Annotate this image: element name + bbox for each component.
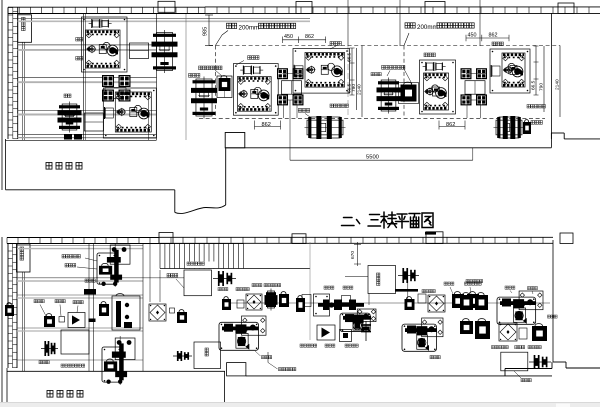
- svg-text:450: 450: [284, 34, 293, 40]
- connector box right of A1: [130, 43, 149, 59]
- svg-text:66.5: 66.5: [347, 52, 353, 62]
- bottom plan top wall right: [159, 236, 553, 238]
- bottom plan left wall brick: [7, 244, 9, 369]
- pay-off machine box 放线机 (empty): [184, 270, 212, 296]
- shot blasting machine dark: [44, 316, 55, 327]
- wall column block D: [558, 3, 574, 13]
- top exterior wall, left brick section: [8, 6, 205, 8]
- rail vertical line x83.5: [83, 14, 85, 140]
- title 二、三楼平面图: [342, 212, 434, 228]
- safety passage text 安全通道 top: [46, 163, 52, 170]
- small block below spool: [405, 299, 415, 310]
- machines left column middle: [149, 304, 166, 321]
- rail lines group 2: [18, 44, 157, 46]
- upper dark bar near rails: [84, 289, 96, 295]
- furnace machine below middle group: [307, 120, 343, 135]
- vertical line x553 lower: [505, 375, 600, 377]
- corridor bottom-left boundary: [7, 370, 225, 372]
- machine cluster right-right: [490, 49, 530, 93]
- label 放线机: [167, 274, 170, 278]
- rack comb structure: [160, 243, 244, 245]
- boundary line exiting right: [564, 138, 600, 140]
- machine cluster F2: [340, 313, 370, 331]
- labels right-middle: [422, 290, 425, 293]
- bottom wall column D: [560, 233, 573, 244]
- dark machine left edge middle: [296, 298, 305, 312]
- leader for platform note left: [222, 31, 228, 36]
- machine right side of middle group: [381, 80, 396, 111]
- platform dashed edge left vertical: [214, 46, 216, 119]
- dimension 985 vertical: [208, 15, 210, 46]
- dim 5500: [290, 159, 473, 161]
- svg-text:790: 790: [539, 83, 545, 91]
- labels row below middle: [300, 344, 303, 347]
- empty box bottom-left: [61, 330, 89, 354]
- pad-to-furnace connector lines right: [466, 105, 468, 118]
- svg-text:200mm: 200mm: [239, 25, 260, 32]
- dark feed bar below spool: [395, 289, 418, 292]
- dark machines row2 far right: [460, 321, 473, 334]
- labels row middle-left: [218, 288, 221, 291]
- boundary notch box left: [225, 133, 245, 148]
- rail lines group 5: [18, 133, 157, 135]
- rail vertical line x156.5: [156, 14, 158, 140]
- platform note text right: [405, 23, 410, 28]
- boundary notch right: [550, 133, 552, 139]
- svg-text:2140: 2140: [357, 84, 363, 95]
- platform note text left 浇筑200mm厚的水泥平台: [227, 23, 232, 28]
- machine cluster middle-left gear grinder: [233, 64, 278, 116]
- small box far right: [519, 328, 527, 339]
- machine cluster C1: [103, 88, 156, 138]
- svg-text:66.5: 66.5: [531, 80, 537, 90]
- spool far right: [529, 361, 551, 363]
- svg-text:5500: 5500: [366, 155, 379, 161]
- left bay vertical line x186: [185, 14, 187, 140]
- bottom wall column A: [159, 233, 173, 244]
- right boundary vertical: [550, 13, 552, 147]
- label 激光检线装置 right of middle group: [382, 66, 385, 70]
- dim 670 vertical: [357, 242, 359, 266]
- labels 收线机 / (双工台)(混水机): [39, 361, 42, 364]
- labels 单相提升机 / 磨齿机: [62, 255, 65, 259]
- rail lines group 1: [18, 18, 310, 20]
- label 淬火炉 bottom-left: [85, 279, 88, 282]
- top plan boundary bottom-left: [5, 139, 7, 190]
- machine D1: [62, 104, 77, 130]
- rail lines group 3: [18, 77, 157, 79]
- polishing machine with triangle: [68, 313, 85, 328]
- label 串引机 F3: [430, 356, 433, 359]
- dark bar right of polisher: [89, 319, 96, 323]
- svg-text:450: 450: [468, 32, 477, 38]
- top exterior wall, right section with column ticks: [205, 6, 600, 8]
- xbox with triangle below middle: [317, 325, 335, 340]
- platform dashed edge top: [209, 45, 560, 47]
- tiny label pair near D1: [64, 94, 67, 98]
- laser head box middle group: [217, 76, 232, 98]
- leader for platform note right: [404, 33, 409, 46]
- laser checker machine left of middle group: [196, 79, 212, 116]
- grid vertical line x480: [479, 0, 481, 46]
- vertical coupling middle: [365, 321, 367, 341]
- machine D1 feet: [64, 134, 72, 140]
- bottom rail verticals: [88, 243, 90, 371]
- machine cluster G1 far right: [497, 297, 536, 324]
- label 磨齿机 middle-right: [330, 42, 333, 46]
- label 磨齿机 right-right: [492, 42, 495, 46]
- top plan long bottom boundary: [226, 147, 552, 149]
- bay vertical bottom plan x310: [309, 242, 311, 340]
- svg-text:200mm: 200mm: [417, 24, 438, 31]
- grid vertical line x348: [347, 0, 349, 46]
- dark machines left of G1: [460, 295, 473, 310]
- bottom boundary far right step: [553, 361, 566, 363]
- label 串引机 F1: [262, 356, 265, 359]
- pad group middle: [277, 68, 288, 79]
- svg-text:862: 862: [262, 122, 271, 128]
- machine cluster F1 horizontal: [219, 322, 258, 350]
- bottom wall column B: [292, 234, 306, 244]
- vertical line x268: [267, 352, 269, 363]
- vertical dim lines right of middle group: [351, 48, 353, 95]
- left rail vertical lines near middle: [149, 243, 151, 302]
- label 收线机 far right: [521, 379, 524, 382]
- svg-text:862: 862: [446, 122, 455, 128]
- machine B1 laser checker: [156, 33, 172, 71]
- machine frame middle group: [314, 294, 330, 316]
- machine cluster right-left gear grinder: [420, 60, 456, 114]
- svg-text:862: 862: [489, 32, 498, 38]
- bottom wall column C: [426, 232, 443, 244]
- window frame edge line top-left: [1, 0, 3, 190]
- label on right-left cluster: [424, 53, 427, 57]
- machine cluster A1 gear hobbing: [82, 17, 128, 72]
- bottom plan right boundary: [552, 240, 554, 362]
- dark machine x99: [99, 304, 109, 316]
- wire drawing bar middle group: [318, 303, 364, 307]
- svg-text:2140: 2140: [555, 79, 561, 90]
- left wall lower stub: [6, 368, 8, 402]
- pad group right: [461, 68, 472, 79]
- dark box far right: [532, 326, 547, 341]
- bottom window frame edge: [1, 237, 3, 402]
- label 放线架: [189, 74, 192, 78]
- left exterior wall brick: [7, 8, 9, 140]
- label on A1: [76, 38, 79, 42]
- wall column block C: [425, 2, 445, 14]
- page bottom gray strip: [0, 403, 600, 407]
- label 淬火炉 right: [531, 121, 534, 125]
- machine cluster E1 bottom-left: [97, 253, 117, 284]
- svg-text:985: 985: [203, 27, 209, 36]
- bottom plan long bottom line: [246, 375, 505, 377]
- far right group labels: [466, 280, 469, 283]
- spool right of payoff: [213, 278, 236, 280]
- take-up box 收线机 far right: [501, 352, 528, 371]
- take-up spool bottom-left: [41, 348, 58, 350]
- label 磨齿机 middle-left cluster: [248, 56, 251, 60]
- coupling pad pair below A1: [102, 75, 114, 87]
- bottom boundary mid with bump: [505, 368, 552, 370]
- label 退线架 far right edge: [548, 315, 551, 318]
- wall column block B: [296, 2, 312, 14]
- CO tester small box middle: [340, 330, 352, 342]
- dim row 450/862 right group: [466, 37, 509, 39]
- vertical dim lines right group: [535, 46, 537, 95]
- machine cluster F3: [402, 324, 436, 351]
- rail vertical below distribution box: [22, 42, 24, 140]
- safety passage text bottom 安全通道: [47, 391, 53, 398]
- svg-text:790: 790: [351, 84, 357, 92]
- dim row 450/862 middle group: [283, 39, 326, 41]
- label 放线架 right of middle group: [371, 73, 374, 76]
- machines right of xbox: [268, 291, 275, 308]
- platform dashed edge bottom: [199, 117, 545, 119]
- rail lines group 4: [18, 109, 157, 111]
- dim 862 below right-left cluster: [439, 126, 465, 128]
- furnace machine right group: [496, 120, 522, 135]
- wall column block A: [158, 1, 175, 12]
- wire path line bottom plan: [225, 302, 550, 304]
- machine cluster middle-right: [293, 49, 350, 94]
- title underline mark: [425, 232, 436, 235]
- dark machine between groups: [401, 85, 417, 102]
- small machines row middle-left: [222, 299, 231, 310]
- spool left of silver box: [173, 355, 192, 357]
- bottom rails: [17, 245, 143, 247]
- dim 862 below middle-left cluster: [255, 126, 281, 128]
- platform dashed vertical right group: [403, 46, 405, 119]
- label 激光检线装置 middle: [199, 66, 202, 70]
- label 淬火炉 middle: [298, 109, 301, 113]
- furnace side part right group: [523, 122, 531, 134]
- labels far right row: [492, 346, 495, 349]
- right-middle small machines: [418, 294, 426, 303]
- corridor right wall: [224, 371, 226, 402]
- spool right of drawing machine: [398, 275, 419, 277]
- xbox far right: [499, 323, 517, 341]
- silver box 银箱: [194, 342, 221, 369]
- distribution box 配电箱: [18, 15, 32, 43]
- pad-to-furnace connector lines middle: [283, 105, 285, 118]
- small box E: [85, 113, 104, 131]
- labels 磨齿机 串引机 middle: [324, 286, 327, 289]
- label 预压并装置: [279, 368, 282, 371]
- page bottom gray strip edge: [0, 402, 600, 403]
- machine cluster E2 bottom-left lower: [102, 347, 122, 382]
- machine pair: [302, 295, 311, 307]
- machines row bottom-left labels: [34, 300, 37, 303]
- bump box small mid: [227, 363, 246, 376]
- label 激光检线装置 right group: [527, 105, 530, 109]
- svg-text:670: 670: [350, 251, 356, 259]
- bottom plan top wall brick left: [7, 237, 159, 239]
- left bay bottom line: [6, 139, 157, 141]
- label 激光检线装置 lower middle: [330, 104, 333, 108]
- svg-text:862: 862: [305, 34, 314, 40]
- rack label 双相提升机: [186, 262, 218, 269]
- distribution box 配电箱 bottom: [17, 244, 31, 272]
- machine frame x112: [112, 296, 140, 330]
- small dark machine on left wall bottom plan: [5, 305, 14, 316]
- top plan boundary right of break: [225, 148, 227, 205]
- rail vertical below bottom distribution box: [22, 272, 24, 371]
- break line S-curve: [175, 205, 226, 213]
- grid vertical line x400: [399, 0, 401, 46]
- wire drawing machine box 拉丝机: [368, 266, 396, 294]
--
▶ _WHAT YOU SHOULD DO_: Copy the rows above word for word, starting with the line that contains "- svg-text:450: 450: [284, 34, 293, 40]" and going on through the line that contains "- wall column block D: [558, 3, 574, 13]", both included.

▶ _TASK SOLUTION_:
- svg-text:450: 450: [284, 34, 293, 40]
- connector box right of A1: [130, 43, 149, 59]
- svg-text:66.5: 66.5: [347, 52, 353, 62]
- bottom plan top wall right: [159, 236, 553, 238]
- bottom plan left wall brick: [7, 244, 9, 369]
- pay-off machine box 放线机 (empty): [184, 270, 212, 296]
- shot blasting machine dark: [44, 316, 55, 327]
- wall column block D: [558, 3, 574, 13]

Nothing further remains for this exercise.